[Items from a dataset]
===
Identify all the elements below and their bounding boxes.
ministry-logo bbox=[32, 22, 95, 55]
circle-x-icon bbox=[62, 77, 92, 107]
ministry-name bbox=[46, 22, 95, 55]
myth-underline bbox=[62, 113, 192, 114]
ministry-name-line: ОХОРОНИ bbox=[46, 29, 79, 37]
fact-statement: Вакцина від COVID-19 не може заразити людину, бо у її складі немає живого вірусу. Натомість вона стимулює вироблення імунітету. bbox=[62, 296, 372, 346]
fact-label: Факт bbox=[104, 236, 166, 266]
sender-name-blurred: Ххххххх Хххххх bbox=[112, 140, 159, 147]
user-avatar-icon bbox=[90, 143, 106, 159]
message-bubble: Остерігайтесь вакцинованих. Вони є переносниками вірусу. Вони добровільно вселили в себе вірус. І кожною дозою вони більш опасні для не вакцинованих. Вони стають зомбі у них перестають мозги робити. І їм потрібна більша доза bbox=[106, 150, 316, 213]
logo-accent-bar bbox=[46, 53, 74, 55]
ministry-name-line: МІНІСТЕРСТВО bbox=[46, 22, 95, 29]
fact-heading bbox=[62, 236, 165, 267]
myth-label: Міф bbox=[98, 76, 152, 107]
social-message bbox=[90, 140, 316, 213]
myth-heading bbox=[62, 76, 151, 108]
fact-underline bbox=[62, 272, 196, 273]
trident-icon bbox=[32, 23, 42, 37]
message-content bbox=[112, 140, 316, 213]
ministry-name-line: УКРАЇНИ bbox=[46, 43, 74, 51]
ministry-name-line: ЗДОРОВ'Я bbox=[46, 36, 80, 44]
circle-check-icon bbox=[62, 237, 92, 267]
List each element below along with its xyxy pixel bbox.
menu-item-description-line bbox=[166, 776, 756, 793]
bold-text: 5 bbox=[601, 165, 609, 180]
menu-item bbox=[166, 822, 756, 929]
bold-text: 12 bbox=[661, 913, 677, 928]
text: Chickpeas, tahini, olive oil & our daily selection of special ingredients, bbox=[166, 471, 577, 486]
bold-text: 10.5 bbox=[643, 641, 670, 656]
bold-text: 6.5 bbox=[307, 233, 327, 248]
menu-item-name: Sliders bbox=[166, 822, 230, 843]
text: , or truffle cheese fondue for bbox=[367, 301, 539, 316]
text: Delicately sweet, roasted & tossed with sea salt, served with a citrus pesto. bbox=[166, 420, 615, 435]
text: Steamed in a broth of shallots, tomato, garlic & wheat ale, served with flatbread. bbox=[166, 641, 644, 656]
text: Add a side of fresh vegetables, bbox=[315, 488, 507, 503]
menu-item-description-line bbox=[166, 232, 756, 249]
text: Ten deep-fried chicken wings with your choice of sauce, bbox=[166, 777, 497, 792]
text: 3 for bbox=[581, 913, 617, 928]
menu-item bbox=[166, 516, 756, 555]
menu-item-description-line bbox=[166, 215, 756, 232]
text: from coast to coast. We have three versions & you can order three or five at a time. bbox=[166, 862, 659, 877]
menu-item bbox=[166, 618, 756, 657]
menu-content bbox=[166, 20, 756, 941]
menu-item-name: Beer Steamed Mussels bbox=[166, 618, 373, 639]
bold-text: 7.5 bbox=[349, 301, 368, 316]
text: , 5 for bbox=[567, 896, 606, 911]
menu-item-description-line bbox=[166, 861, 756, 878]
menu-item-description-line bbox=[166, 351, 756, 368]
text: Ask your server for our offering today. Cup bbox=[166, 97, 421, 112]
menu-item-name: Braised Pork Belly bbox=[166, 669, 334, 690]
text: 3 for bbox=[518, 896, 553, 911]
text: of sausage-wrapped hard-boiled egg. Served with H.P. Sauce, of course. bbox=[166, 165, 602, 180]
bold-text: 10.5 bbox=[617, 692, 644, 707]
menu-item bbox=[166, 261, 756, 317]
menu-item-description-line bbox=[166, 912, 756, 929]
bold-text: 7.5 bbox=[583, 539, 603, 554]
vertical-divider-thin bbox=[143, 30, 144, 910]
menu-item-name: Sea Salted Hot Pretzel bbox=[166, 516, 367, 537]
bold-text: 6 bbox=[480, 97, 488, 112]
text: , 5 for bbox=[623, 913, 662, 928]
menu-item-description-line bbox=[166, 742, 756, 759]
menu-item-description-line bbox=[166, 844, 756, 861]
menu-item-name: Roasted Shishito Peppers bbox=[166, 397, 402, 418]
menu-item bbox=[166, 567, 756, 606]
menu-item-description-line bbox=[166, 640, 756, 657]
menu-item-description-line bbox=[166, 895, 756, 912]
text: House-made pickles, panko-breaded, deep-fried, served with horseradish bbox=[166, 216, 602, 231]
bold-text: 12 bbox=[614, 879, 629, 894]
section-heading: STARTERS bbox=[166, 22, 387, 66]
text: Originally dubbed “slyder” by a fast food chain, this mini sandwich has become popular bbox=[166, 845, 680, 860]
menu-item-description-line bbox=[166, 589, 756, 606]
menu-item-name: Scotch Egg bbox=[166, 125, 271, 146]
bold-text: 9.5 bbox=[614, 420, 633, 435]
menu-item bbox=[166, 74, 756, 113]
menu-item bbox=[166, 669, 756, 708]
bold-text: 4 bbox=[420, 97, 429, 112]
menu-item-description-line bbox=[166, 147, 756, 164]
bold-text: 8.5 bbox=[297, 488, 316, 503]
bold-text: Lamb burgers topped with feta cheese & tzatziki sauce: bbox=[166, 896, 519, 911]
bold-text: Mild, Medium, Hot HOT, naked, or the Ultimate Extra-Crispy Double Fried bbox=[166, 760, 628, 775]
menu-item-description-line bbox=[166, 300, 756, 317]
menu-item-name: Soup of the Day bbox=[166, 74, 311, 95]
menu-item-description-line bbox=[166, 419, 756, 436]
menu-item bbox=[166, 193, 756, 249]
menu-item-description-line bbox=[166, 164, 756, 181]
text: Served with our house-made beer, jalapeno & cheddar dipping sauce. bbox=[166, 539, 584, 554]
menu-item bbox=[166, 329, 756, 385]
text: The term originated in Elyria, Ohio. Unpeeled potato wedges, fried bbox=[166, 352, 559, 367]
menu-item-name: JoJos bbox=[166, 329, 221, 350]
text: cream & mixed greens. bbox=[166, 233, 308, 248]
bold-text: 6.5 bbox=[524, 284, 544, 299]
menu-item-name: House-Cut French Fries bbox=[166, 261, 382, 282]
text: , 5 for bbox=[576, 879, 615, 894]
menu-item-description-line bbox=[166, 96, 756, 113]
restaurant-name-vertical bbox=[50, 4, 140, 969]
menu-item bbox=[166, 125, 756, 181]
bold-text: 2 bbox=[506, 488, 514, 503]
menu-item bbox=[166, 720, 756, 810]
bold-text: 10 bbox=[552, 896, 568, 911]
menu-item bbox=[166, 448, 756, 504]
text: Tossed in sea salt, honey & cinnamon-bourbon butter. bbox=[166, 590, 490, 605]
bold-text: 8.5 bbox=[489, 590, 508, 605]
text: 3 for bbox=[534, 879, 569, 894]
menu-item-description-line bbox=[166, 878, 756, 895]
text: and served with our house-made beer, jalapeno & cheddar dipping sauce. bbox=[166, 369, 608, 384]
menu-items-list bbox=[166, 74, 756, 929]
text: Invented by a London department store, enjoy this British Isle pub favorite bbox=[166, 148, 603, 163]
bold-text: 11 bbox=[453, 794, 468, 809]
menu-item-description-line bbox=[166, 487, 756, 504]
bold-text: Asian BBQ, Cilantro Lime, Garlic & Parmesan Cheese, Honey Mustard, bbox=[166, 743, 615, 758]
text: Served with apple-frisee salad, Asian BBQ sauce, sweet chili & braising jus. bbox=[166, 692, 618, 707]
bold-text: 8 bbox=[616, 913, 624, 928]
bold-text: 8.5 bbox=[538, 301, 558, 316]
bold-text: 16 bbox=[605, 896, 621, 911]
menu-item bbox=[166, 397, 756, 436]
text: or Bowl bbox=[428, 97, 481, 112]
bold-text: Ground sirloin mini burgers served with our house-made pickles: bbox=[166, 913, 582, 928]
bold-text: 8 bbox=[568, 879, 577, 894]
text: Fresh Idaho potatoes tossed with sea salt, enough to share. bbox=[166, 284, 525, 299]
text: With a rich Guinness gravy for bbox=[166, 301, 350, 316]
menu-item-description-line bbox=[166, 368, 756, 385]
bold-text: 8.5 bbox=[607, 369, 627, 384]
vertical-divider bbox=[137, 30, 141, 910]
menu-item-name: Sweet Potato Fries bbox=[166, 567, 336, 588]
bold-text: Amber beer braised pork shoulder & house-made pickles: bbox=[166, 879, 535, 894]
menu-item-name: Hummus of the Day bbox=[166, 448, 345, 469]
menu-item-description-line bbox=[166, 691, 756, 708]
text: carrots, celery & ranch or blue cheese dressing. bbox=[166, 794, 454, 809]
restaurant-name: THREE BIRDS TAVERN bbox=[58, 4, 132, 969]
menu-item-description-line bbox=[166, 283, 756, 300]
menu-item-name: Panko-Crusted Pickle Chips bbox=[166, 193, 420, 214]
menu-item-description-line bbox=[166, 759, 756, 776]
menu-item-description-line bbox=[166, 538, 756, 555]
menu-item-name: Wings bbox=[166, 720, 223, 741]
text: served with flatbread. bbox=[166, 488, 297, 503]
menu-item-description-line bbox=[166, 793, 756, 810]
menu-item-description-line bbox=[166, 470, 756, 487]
===
### To be done
Can you repeat the records word for word, starting at their first line and stopping after the line that contains "trident-icon bbox=[32, 23, 42, 37]"?

### Final result
Identify all the elements below and their bounding boxes.
ministry-logo bbox=[32, 22, 95, 55]
circle-x-icon bbox=[62, 77, 92, 107]
ministry-name bbox=[46, 22, 95, 55]
myth-underline bbox=[62, 113, 192, 114]
ministry-name-line: ОХОРОНИ bbox=[46, 29, 79, 37]
fact-statement: Вакцина від COVID-19 не може заразити людину, бо у її складі немає живого вірусу. Натомість вона стимулює вироблення імунітету. bbox=[62, 296, 372, 346]
fact-label: Факт bbox=[104, 236, 166, 266]
sender-name-blurred: Ххххххх Хххххх bbox=[112, 140, 159, 147]
user-avatar-icon bbox=[90, 143, 106, 159]
message-bubble: Остерігайтесь вакцинованих. Вони є переносниками вірусу. Вони добровільно вселили в себе вірус. І кожною дозою вони більш опасні для не вакцинованих. Вони стають зомбі у них перестають мозги робити. І їм потрібна більша доза bbox=[106, 150, 316, 213]
logo-accent-bar bbox=[46, 53, 74, 55]
ministry-name-line: МІНІСТЕРСТВО bbox=[46, 22, 95, 29]
fact-heading bbox=[62, 236, 165, 267]
myth-label: Міф bbox=[98, 76, 152, 107]
social-message bbox=[90, 140, 316, 213]
myth-heading bbox=[62, 76, 151, 108]
fact-underline bbox=[62, 272, 196, 273]
trident-icon bbox=[32, 23, 42, 37]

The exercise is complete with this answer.